Stored data:
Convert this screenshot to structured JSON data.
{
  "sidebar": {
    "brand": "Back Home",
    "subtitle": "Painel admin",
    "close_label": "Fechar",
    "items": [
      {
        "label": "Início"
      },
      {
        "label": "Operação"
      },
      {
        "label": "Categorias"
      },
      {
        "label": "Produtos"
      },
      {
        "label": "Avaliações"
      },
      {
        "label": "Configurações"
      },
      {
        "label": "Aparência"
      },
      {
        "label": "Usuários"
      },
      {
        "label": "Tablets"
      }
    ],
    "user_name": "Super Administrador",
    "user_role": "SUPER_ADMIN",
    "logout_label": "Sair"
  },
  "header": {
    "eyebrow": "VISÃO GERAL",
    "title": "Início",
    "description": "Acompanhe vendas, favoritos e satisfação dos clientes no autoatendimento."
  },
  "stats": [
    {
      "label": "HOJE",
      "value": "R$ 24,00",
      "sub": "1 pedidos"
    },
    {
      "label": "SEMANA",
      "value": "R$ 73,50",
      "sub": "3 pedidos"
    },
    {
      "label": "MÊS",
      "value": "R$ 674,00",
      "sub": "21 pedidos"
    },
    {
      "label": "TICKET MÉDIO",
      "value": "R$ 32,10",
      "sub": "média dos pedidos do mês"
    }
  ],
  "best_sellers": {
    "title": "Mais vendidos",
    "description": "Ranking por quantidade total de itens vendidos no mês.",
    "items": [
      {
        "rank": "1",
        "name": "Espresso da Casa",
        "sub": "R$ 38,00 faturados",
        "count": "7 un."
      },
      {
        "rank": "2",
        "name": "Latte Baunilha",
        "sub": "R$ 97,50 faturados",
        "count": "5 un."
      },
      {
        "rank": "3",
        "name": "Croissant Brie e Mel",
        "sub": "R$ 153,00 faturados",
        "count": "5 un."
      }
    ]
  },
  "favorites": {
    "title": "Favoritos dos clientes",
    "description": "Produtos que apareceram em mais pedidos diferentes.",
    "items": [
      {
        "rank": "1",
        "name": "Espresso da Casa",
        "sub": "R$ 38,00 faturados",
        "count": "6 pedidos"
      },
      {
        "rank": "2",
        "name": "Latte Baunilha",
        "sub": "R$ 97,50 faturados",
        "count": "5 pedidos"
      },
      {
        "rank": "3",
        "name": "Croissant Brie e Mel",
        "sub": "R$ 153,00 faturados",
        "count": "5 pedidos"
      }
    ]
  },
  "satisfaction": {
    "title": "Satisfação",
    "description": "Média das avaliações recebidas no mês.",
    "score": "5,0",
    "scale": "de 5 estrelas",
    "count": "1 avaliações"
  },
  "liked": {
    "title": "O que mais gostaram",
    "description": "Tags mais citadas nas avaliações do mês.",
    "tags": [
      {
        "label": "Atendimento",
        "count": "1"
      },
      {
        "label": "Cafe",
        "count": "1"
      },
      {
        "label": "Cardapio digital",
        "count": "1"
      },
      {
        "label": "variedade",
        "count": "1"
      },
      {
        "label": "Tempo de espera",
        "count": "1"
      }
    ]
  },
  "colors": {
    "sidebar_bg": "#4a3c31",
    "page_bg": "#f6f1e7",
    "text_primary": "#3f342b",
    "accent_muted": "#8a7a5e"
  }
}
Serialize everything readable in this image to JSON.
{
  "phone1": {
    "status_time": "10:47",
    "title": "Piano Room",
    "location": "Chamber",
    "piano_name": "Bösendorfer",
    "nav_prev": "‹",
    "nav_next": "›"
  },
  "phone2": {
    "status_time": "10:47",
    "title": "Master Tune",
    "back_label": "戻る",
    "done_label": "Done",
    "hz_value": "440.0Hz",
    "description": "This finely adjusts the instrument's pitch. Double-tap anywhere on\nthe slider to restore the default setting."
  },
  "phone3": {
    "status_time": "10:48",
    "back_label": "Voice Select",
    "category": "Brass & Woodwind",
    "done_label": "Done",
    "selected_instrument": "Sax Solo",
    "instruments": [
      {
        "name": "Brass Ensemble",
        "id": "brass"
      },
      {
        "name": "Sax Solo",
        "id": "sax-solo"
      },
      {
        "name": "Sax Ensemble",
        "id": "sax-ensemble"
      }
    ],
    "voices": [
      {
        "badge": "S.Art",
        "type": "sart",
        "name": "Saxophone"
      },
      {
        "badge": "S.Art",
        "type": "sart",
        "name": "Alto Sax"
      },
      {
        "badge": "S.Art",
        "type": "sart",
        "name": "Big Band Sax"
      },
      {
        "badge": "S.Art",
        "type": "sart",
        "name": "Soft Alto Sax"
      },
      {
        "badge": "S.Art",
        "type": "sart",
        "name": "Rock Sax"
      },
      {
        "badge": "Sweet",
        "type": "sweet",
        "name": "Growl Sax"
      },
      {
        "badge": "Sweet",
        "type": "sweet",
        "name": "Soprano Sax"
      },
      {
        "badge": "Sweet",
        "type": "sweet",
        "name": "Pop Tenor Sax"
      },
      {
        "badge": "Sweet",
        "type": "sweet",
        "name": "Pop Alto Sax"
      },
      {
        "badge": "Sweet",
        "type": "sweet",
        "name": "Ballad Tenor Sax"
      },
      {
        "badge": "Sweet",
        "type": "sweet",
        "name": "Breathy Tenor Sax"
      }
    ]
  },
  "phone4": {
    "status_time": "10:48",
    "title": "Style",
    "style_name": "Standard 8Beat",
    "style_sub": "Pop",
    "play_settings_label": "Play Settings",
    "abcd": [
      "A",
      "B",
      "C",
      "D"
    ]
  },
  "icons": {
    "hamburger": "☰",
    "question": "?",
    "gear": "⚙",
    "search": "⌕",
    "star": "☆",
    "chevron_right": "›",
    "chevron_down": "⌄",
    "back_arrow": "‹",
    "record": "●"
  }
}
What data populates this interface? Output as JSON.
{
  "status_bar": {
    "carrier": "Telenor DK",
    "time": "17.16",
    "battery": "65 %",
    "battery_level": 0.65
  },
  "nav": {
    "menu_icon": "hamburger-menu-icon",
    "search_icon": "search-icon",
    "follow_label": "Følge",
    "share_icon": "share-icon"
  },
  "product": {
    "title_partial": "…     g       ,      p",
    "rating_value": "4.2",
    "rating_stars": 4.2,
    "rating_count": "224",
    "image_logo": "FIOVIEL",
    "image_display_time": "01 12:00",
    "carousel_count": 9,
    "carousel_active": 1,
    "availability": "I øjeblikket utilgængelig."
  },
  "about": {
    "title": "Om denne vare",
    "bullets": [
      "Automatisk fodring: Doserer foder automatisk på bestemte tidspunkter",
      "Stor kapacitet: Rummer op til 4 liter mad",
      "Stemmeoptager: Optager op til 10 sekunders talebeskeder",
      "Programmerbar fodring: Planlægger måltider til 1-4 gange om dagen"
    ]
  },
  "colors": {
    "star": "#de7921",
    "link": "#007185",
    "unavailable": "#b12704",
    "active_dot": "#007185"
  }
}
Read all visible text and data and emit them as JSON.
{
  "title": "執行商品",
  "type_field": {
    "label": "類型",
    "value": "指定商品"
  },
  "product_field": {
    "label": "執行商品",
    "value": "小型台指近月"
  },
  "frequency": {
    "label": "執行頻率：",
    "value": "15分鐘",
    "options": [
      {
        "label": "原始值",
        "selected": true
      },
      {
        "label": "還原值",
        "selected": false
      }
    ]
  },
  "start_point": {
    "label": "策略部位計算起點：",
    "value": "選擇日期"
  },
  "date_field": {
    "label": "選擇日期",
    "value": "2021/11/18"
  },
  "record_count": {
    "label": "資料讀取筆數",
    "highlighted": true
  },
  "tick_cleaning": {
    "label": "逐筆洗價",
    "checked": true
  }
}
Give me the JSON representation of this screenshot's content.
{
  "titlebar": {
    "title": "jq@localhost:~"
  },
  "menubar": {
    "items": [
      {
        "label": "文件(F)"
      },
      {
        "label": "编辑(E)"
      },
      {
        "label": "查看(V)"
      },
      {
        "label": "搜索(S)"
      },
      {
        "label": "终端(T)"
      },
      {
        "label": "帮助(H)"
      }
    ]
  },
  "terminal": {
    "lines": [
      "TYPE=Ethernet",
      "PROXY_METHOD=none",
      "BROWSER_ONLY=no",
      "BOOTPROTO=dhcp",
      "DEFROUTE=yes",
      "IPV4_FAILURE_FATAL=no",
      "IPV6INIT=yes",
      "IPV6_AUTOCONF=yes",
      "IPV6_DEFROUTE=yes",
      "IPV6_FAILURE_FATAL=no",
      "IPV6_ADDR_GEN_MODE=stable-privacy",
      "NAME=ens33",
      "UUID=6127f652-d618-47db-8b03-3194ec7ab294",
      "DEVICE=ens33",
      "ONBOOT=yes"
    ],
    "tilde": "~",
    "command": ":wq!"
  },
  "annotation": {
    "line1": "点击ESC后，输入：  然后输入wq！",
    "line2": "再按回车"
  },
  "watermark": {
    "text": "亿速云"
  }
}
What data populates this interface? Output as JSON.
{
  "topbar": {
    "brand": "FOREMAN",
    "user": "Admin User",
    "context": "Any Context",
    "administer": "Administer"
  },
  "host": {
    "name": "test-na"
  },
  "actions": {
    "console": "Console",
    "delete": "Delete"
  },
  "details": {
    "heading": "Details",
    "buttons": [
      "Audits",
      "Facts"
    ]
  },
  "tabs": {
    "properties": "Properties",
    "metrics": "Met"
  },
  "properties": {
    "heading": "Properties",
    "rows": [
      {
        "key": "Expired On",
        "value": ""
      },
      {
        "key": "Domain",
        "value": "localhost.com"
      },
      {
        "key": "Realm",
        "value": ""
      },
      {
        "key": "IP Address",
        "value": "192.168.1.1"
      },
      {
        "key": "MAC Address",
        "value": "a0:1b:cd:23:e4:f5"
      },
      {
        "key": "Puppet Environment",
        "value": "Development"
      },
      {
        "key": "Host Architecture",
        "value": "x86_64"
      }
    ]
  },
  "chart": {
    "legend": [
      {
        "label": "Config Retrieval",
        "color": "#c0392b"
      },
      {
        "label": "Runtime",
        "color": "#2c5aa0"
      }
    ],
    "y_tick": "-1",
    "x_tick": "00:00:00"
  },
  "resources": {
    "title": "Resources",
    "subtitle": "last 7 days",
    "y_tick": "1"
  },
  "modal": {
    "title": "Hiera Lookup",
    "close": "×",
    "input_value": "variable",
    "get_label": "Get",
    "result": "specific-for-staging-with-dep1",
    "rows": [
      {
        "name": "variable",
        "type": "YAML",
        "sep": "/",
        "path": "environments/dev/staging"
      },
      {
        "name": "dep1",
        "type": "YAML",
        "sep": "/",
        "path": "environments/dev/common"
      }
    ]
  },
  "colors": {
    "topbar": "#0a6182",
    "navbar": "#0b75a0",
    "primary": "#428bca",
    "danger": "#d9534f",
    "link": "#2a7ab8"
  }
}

▶ _TASK TO COMPLETE_:
Look through the records and gather every line containing "path".

▶ _FINAL ANSWER_:
        "path": "environments/dev/staging"
        "path": "environments/dev/common"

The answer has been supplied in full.